Exercise brief: Which lines hold the string "initial"? Copy every one of them.

Data to use:
* * *
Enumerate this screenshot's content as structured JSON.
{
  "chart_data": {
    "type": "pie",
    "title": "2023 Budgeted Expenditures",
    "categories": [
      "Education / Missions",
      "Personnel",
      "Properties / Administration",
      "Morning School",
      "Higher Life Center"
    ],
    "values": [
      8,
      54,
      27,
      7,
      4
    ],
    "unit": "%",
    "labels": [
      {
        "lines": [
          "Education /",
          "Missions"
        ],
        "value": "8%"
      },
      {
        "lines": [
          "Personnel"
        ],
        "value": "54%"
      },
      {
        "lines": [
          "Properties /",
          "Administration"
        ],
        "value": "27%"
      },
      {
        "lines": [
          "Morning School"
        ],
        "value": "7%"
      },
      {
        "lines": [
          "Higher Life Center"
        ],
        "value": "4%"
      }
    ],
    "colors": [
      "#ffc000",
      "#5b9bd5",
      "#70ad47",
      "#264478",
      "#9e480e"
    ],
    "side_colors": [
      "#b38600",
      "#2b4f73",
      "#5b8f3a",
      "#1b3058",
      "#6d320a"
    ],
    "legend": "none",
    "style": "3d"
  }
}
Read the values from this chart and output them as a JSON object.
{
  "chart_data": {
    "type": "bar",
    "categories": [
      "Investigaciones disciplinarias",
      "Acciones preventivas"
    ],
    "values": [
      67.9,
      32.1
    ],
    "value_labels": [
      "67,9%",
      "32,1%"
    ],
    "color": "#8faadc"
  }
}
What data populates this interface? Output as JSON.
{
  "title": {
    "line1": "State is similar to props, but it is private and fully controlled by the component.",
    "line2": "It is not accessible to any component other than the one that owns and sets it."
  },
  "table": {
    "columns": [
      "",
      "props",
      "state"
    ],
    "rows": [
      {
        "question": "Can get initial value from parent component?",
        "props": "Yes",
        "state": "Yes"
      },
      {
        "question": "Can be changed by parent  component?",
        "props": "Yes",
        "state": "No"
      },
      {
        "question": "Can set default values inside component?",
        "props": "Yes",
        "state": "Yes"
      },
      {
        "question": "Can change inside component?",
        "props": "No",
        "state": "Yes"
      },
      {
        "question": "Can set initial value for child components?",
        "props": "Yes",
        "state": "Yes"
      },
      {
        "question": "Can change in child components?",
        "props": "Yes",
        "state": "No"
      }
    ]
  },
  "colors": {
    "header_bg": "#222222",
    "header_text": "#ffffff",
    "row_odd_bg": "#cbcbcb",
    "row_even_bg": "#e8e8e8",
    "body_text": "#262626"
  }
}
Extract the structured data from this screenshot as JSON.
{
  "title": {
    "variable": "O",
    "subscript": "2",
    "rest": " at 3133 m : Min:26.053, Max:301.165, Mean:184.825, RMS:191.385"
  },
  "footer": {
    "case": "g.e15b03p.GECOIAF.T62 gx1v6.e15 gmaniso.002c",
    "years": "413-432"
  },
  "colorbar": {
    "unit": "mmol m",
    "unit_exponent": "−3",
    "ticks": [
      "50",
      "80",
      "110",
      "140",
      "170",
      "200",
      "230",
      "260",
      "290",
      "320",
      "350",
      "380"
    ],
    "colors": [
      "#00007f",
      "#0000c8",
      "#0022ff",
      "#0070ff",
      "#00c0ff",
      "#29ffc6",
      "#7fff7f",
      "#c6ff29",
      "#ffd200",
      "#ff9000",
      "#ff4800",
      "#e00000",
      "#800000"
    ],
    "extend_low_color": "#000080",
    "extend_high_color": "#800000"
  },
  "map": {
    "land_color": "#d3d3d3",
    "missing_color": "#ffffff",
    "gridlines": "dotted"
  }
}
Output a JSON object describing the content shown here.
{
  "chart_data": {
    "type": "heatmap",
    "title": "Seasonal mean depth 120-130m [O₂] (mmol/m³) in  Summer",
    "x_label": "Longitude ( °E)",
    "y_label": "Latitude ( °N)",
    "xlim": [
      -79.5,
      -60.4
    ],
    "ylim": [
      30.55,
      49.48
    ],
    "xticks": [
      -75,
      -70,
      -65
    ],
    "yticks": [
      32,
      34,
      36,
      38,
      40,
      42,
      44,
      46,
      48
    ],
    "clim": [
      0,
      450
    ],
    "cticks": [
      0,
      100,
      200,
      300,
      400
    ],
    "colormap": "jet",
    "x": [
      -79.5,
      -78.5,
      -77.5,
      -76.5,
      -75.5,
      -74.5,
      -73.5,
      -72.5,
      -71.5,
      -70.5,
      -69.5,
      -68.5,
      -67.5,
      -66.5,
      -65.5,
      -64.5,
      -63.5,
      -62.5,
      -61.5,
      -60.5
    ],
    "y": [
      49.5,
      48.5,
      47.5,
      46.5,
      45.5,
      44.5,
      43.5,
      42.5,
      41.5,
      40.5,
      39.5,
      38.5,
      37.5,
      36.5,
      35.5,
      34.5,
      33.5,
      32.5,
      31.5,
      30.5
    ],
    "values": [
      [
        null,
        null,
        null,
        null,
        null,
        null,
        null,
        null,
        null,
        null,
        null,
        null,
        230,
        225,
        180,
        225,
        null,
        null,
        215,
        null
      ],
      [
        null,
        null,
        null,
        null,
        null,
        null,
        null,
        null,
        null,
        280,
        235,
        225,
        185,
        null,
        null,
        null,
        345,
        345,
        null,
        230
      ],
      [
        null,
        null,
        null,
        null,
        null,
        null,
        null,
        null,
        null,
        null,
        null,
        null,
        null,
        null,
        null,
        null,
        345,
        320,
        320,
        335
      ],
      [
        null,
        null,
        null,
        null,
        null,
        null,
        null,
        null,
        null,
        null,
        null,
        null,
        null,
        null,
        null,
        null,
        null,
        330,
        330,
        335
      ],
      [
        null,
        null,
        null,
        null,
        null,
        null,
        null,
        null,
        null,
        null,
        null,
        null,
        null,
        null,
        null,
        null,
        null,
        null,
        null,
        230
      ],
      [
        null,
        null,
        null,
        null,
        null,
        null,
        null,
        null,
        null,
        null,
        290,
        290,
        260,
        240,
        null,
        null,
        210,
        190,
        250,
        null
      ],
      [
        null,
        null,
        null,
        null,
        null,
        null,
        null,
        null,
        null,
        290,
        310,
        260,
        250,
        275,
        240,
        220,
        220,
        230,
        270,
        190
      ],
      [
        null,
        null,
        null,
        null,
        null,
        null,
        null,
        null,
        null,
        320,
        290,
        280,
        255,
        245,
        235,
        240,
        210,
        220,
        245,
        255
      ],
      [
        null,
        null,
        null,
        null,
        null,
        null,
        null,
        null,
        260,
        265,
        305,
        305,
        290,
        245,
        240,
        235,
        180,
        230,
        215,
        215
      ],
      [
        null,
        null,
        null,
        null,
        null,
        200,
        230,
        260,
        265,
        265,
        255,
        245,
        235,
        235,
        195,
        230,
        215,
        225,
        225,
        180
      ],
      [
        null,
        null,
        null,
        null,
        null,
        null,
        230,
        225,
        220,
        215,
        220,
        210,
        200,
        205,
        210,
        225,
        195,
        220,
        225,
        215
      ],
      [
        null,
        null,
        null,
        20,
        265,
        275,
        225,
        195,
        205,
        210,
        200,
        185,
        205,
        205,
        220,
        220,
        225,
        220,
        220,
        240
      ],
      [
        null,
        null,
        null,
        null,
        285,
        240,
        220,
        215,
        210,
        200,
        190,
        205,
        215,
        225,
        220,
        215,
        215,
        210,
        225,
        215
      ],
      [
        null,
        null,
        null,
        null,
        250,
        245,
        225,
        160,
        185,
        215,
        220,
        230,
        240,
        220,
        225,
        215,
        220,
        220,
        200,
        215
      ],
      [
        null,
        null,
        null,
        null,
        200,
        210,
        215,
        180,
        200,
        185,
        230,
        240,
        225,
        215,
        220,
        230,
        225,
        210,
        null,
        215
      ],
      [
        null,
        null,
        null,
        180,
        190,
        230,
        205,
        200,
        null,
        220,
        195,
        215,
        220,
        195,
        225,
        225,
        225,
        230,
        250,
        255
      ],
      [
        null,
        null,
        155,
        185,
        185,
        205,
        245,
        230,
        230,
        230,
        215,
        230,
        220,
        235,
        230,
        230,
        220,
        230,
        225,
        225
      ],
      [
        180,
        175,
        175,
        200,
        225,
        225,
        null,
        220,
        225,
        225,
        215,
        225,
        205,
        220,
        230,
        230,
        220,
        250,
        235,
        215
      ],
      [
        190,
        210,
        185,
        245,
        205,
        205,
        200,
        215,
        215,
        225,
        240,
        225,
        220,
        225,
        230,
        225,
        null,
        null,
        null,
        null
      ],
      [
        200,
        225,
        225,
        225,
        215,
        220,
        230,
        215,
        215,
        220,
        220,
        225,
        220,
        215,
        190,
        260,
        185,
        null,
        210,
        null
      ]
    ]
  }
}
* * *
Finished exercise:
        "question": "Can get initial value from parent component?",
        "question": "Can set initial value for child components?",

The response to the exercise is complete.